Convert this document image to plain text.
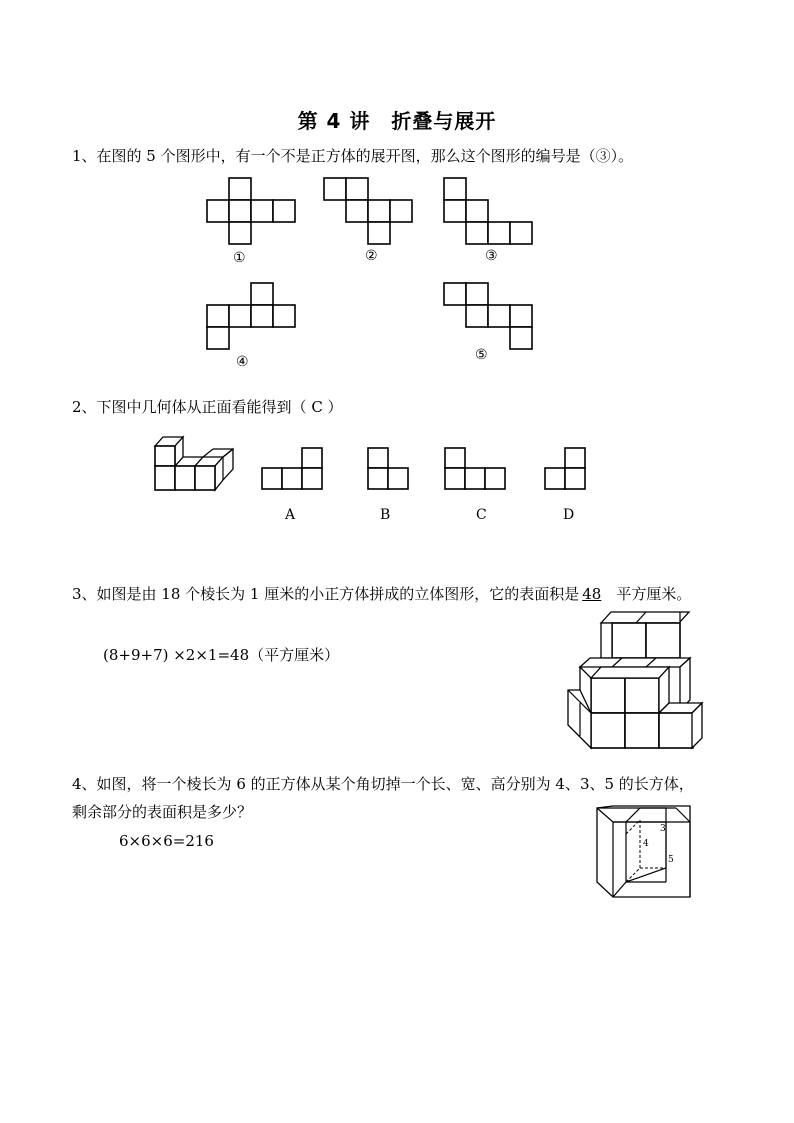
第 4 讲　折叠与展开
1、在图的 5 个图形中，有一个不是正方体的展开图，那么这个图形的编号是（③）。
①	②	③
④	⑤
2、下图中几何体从正面看能得到（ C ）
A	B	C	D
3、如图是由 18 个棱长为 1 厘米的小正方体拼成的立体图形，它的表面积是 48 平方厘米。
(8+9+7) ×2×1=48（平方厘米）
4、如图，将一个棱长为 6 的正方体从某个角切掉一个长、宽、高分别为 4、3、5 的长方体，
剩余部分的表面积是多少？
6×6×6=216
3
4
5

==*==

Gather up the lines containing the word "平方厘米" from these records and copy them.

3、如图是由 18 个棱长为 1 厘米的小正方体拼成的立体图形，它的表面积是 48 平方厘米。
(8+9+7) ×2×1=48（平方厘米）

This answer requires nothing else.